**Input records:**
++++++++++
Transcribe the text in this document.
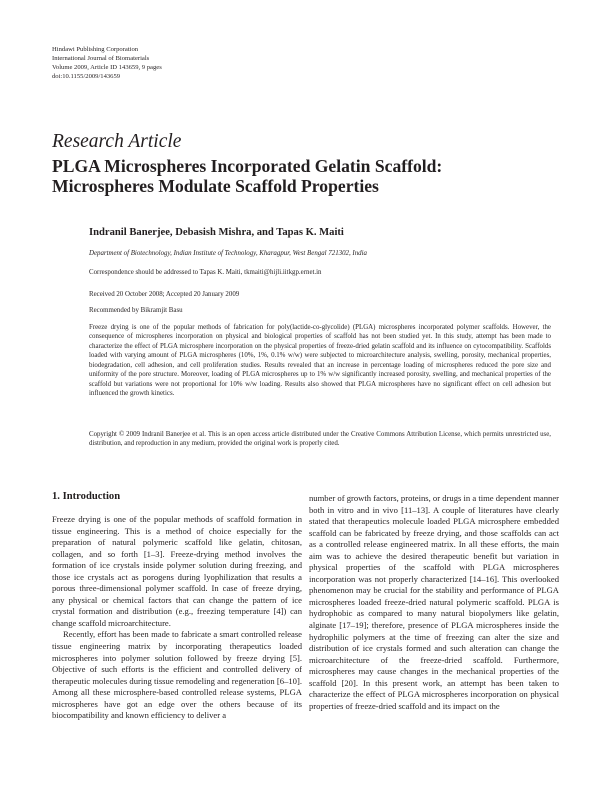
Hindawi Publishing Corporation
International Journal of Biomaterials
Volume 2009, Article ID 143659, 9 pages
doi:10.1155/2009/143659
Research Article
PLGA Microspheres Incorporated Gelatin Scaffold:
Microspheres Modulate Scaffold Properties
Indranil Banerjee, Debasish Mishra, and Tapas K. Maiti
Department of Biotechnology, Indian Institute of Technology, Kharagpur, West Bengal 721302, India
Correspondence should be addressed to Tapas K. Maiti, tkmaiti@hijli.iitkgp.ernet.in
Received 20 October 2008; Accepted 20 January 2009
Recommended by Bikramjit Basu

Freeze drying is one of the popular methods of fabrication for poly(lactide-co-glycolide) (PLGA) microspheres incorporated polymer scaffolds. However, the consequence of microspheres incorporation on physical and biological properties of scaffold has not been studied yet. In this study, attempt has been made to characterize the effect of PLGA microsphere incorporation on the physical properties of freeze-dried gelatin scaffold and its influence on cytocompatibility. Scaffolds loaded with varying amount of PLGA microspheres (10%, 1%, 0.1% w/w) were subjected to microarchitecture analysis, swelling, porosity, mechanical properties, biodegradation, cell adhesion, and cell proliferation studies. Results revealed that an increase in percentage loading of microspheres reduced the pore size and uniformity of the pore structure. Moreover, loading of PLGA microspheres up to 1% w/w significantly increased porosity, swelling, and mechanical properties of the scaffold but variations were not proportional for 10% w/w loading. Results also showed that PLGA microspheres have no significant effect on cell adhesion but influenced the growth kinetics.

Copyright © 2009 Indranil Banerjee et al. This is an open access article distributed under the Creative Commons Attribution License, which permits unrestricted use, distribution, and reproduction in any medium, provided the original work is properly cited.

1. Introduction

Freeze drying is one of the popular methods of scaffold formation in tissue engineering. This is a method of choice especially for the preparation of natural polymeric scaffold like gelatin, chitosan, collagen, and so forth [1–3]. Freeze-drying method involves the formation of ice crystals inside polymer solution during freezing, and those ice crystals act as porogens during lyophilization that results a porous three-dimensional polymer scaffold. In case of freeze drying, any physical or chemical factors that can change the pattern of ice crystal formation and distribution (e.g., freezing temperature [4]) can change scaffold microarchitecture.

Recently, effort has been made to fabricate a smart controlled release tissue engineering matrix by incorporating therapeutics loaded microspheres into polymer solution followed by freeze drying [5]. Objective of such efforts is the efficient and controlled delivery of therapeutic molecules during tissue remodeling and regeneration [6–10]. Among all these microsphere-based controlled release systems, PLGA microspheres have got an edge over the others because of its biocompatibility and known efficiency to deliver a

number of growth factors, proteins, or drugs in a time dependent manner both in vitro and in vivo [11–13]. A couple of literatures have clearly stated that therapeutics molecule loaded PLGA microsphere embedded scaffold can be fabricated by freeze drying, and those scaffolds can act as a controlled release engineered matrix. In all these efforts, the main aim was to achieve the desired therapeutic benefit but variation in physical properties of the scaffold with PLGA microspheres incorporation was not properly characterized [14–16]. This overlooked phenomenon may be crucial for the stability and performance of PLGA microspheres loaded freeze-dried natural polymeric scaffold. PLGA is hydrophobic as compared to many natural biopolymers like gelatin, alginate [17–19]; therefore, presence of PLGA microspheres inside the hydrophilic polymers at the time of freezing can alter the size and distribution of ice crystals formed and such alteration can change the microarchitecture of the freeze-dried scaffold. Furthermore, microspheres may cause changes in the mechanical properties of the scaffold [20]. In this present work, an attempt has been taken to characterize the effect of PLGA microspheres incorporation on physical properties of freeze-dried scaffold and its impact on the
++++++++++
**What is needed:**
When you copy the data, keep every line exact and leave out each picture.

**Answer section:**
Transcribe the text in this document.
Hindawi Publishing Corporation
International Journal of Biomaterials
Volume 2009, Article ID 143659, 9 pages
doi:10.1155/2009/143659
Research Article
PLGA Microspheres Incorporated Gelatin Scaffold:
Microspheres Modulate Scaffold Properties
Indranil Banerjee, Debasish Mishra, and Tapas K. Maiti
Department of Biotechnology, Indian Institute of Technology, Kharagpur, West Bengal 721302, India
Correspondence should be addressed to Tapas K. Maiti, tkmaiti@hijli.iitkgp.ernet.in
Received 20 October 2008; Accepted 20 January 2009
Recommended by Bikramjit Basu

Freeze drying is one of the popular methods of fabrication for poly(lactide-co-glycolide) (PLGA) microspheres incorporated polymer scaffolds. However, the consequence of microspheres incorporation on physical and biological properties of scaffold has not been studied yet. In this study, attempt has been made to characterize the effect of PLGA microsphere incorporation on the physical properties of freeze-dried gelatin scaffold and its influence on cytocompatibility. Scaffolds loaded with varying amount of PLGA microspheres (10%, 1%, 0.1% w/w) were subjected to microarchitecture analysis, swelling, porosity, mechanical properties, biodegradation, cell adhesion, and cell proliferation studies. Results revealed that an increase in percentage loading of microspheres reduced the pore size and uniformity of the pore structure. Moreover, loading of PLGA microspheres up to 1% w/w significantly increased porosity, swelling, and mechanical properties of the scaffold but variations were not proportional for 10% w/w loading. Results also showed that PLGA microspheres have no significant effect on cell adhesion but influenced the growth kinetics.

Copyright © 2009 Indranil Banerjee et al. This is an open access article distributed under the Creative Commons Attribution License, which permits unrestricted use, distribution, and reproduction in any medium, provided the original work is properly cited.

1. Introduction

Freeze drying is one of the popular methods of scaffold formation in tissue engineering. This is a method of choice especially for the preparation of natural polymeric scaffold like gelatin, chitosan, collagen, and so forth [1–3]. Freeze-drying method involves the formation of ice crystals inside polymer solution during freezing, and those ice crystals act as porogens during lyophilization that results a porous three-dimensional polymer scaffold. In case of freeze drying, any physical or chemical factors that can change the pattern of ice crystal formation and distribution (e.g., freezing temperature [4]) can change scaffold microarchitecture.

Recently, effort has been made to fabricate a smart controlled release tissue engineering matrix by incorporating therapeutics loaded microspheres into polymer solution followed by freeze drying [5]. Objective of such efforts is the efficient and controlled delivery of therapeutic molecules during tissue remodeling and regeneration [6–10]. Among all these microsphere-based controlled release systems, PLGA microspheres have got an edge over the others because of its biocompatibility and known efficiency to deliver a

number of growth factors, proteins, or drugs in a time dependent manner both in vitro and in vivo [11–13]. A couple of literatures have clearly stated that therapeutics molecule loaded PLGA microsphere embedded scaffold can be fabricated by freeze drying, and those scaffolds can act as a controlled release engineered matrix. In all these efforts, the main aim was to achieve the desired therapeutic benefit but variation in physical properties of the scaffold with PLGA microspheres incorporation was not properly characterized [14–16]. This overlooked phenomenon may be crucial for the stability and performance of PLGA microspheres loaded freeze-dried natural polymeric scaffold. PLGA is hydrophobic as compared to many natural biopolymers like gelatin, alginate [17–19]; therefore, presence of PLGA microspheres inside the hydrophilic polymers at the time of freezing can alter the size and distribution of ice crystals formed and such alteration can change the microarchitecture of the freeze-dried scaffold. Furthermore, microspheres may cause changes in the mechanical properties of the scaffold [20]. In this present work, an attempt has been taken to characterize the effect of PLGA microspheres incorporation on physical properties of freeze-dried scaffold and its impact on the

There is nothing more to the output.